**Exercise aim**
Tally the lines holding the string "name" and reply with that number alone.

[Records that describe figures]

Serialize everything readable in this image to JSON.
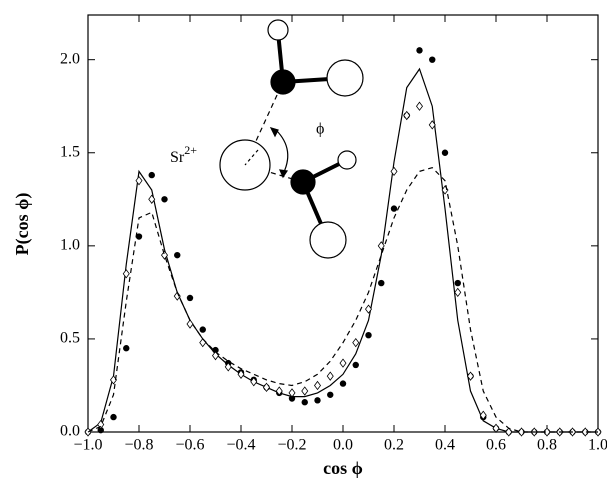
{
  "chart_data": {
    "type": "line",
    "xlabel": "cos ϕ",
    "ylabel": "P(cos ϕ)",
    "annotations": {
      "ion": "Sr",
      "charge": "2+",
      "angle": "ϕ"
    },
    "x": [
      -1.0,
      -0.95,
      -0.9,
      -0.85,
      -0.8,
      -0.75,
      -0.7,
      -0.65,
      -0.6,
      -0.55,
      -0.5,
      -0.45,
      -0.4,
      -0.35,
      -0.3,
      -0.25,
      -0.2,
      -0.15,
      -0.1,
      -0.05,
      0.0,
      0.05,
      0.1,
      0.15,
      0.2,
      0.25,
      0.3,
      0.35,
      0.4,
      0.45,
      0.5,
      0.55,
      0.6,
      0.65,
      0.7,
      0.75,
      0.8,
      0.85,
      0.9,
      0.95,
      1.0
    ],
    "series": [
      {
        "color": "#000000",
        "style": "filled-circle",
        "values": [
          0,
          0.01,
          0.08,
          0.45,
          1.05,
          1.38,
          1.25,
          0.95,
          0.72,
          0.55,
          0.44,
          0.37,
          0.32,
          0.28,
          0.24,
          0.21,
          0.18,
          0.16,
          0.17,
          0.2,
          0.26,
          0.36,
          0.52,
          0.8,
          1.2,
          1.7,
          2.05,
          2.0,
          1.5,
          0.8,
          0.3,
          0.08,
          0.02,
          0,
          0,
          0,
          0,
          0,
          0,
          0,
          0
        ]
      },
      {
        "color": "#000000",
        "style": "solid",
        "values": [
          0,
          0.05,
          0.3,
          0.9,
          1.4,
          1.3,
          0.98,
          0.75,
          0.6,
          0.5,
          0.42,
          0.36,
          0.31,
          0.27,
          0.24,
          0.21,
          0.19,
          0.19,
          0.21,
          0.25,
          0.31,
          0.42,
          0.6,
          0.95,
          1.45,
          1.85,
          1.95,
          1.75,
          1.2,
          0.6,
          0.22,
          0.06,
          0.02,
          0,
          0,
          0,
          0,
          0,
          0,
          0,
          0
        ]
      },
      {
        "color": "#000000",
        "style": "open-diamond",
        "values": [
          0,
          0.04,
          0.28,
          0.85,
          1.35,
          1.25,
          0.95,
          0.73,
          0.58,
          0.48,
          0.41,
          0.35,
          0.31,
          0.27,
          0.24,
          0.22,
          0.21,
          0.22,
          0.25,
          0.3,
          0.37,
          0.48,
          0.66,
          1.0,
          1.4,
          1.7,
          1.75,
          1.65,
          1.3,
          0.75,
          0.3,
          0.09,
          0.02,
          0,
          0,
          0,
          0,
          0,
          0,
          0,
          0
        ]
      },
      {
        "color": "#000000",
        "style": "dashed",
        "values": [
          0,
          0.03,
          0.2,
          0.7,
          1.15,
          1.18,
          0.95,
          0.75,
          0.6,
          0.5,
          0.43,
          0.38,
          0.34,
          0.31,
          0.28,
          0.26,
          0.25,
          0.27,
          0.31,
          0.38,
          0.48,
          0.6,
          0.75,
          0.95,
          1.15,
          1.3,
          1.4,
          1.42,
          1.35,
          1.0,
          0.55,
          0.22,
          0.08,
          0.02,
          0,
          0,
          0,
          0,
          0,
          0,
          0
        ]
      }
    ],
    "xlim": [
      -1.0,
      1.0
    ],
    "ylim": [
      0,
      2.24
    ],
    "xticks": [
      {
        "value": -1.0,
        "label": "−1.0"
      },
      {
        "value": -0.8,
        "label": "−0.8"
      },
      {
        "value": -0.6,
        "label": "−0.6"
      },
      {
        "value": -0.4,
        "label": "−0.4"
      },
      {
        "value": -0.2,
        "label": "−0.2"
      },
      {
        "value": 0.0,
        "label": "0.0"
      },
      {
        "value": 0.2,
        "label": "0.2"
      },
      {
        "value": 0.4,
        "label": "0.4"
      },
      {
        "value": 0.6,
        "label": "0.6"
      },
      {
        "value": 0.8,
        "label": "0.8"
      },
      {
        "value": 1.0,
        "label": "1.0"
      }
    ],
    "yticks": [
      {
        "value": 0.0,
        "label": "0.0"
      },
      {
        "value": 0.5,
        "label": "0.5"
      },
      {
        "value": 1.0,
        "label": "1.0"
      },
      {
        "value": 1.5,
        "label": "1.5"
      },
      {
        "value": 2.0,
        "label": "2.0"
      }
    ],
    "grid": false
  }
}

* * *

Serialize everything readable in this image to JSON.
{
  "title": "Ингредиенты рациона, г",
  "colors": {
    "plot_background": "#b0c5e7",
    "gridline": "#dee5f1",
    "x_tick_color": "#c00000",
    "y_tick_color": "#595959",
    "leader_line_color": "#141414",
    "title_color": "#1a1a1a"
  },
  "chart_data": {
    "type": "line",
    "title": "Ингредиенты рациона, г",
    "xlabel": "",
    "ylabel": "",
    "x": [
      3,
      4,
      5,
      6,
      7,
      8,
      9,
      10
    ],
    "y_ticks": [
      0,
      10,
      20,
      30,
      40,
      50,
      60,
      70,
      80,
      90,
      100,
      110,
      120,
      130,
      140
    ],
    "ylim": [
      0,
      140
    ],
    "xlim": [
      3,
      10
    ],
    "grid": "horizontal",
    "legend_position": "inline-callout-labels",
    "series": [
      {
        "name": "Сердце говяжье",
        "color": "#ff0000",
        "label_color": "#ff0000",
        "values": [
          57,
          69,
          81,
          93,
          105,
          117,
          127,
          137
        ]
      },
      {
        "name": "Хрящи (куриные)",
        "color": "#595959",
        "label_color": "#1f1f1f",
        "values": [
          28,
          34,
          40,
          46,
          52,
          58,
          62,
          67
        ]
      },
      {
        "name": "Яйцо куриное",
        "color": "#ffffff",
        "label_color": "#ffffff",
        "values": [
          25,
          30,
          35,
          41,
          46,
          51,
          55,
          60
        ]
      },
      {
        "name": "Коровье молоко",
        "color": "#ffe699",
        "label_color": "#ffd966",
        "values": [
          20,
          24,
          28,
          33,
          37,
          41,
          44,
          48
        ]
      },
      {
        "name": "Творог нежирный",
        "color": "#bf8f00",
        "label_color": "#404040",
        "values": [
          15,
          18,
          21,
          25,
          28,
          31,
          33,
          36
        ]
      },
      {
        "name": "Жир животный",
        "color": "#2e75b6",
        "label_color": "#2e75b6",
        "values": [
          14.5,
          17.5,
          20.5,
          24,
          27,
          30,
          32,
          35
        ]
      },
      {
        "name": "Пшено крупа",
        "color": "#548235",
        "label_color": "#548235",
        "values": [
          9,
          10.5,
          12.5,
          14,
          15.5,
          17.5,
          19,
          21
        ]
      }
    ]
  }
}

**Solution to the exercise**
7